* _WORK TO COMPLETE_: Go through the data below and gather each line containing "subtitle".

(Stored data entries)
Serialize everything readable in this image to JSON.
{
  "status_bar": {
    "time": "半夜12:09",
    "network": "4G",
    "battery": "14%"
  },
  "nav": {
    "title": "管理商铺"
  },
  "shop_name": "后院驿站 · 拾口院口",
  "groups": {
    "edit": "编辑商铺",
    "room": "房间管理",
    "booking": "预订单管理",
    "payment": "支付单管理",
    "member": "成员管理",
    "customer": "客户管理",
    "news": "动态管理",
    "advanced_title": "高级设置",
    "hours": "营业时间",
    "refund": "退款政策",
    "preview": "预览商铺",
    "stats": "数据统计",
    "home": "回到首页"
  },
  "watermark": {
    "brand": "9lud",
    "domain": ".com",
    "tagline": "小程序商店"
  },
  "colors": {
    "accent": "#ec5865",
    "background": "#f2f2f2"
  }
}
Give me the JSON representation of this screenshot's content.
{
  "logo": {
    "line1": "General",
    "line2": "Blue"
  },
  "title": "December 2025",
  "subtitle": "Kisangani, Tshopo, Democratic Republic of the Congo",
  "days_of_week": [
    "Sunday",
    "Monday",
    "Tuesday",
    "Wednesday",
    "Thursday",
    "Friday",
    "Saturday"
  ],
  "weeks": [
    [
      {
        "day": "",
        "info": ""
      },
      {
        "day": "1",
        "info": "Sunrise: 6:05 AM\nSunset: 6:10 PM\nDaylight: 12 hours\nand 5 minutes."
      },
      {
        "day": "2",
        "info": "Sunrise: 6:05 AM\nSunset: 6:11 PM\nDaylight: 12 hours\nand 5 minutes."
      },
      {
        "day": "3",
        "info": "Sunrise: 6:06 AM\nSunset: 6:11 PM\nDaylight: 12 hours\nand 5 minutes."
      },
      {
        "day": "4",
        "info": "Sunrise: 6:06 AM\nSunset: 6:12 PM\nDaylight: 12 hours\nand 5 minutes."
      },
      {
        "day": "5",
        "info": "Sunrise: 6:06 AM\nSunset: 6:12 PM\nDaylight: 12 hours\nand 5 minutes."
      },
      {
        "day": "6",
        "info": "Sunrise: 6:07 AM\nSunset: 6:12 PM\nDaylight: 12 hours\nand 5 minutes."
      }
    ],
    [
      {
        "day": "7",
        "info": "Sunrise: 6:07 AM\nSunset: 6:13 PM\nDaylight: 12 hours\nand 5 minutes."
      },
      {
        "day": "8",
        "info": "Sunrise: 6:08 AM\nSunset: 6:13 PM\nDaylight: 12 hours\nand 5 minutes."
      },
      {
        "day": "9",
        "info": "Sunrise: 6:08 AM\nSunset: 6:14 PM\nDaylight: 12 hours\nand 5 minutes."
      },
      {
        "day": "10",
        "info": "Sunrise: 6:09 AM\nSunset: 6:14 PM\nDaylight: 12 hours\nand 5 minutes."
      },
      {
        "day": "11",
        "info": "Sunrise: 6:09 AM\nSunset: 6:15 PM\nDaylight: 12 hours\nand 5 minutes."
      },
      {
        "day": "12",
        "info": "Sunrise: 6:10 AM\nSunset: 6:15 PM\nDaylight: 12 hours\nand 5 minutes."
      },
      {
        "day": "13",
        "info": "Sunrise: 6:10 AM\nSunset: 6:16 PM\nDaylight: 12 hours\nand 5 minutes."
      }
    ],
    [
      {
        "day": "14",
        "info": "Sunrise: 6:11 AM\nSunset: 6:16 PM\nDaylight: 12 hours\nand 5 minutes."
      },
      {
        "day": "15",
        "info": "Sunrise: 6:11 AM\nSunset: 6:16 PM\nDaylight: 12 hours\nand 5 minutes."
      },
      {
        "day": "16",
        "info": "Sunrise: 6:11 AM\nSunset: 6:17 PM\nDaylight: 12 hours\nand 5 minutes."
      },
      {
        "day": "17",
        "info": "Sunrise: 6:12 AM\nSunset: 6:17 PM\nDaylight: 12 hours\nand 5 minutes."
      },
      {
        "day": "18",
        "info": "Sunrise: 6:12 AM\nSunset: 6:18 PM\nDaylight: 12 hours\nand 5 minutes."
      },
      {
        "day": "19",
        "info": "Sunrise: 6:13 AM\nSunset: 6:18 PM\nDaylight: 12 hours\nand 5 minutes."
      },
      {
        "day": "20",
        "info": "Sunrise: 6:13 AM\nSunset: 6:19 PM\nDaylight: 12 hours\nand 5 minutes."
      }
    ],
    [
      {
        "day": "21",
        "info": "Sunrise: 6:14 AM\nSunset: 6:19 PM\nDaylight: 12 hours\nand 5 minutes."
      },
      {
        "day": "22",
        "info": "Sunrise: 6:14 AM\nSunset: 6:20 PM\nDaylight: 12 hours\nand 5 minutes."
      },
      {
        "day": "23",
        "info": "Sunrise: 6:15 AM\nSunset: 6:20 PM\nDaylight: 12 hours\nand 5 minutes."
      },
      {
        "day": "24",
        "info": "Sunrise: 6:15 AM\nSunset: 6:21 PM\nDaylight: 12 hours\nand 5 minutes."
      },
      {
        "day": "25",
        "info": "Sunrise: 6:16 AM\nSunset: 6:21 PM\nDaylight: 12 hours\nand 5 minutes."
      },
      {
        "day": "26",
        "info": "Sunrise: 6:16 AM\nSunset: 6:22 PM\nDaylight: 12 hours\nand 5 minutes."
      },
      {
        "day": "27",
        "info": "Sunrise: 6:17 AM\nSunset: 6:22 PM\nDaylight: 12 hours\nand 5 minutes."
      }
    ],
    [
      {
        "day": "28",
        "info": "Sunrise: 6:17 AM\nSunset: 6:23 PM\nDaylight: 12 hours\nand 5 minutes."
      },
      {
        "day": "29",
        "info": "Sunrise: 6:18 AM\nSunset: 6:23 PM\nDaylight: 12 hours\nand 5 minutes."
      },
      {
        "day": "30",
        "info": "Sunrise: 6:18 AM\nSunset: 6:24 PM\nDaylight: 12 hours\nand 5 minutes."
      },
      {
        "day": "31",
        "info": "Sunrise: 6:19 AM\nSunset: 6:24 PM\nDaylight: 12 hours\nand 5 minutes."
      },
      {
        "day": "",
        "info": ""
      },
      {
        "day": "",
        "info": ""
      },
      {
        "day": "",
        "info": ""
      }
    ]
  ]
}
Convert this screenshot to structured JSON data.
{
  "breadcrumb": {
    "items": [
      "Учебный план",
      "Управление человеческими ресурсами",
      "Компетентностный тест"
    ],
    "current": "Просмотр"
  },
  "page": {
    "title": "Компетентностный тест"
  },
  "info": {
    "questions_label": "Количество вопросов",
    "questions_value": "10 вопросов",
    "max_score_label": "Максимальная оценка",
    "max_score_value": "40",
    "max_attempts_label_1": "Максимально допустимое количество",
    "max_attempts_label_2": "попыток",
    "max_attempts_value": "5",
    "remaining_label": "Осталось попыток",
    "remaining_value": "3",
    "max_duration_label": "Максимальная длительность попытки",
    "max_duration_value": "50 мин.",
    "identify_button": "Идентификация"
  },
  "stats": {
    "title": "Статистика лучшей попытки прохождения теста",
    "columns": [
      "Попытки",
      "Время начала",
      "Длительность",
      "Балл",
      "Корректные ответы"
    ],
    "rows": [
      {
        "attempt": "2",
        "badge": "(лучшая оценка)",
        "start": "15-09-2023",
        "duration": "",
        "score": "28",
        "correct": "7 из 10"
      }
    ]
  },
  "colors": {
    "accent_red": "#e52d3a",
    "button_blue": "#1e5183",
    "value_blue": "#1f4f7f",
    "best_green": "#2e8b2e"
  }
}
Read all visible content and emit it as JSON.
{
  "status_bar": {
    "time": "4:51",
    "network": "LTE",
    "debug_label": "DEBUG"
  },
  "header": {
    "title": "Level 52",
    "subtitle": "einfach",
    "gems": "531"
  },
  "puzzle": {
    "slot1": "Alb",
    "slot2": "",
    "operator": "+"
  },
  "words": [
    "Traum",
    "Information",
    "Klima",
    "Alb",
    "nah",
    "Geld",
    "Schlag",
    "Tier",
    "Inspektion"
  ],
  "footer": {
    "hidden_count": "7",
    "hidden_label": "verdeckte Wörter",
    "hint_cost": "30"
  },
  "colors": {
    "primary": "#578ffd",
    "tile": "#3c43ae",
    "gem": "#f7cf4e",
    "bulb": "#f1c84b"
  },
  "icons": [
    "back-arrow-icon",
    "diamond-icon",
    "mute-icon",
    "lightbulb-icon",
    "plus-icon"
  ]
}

* _SOLUTION TO THIS EXERCISE_:
  "subtitle": "Kisangani, Tshopo, Democratic Republic of the Congo",
    "subtitle": "einfach",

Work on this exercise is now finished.